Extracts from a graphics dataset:
------------------------------------

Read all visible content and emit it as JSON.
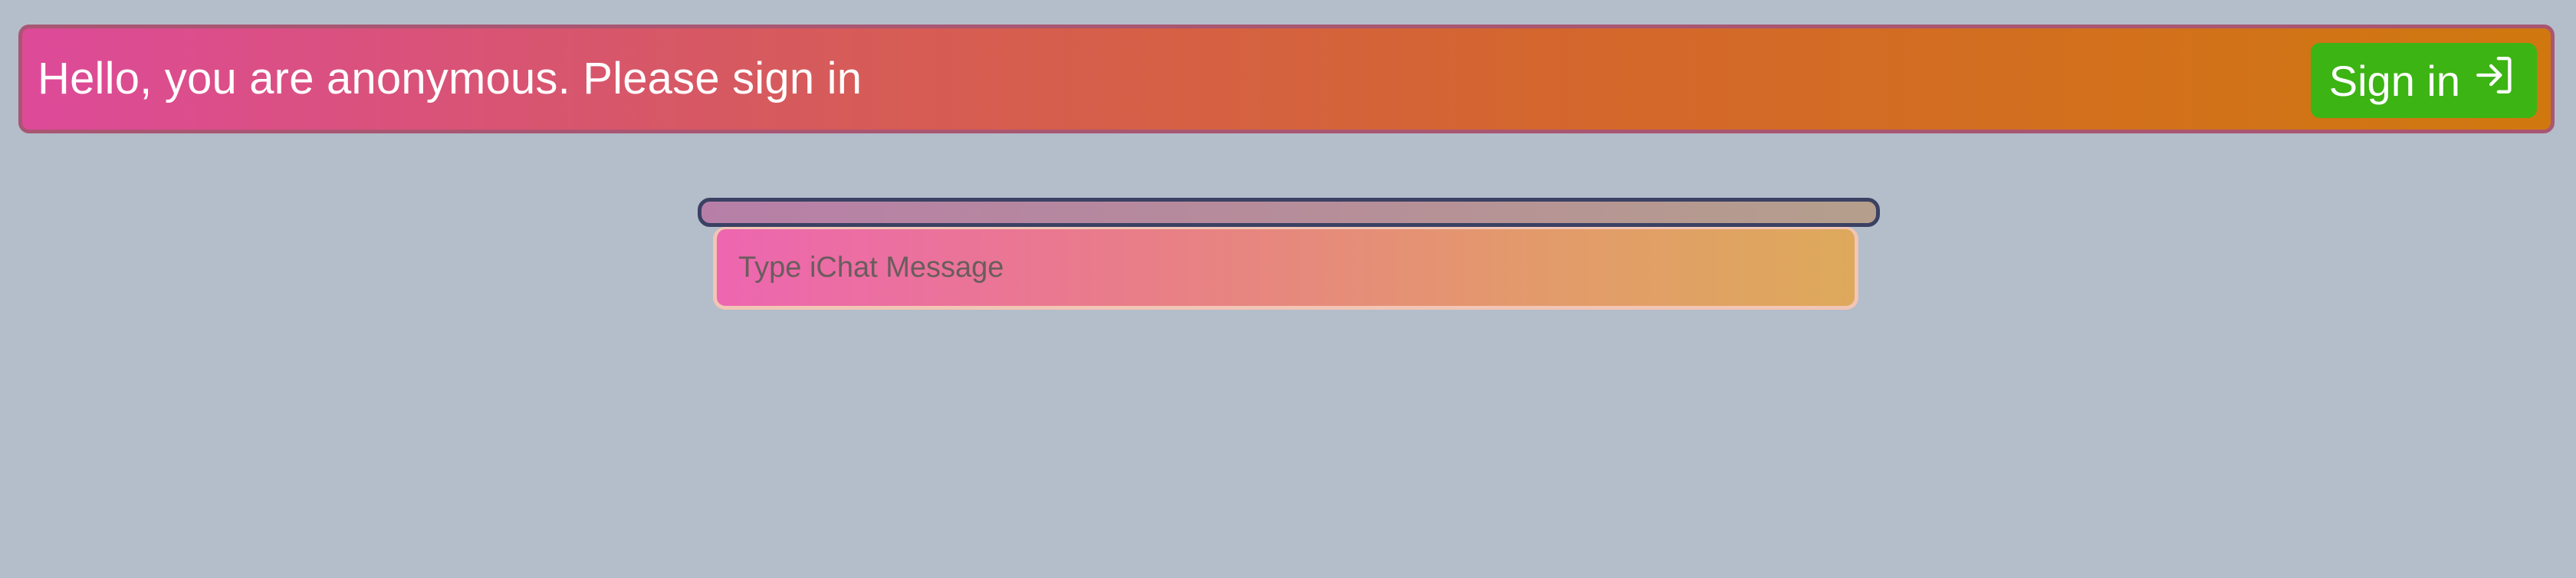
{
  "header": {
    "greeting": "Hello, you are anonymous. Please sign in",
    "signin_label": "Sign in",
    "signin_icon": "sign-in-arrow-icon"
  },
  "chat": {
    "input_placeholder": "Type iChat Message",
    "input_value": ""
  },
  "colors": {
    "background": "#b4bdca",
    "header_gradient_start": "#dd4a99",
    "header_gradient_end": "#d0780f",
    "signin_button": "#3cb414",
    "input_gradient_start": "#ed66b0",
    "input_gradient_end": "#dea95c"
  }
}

------------------------------------

_PROBLEM TO WORK ON_
Return all of the entries exactly as written, but drop any pictures they hold.

_RESULT_
Read all visible content and emit it as JSON.
{
  "header": {
    "greeting": "Hello, you are anonymous. Please sign in",
    "signin_label": "Sign in",
    "signin_icon": "sign-in-arrow-icon"
  },
  "chat": {
    "input_placeholder": "Type iChat Message",
    "input_value": ""
  },
  "colors": {
    "background": "#b4bdca",
    "header_gradient_start": "#dd4a99",
    "header_gradient_end": "#d0780f",
    "signin_button": "#3cb414",
    "input_gradient_start": "#ed66b0",
    "input_gradient_end": "#dea95c"
  }
}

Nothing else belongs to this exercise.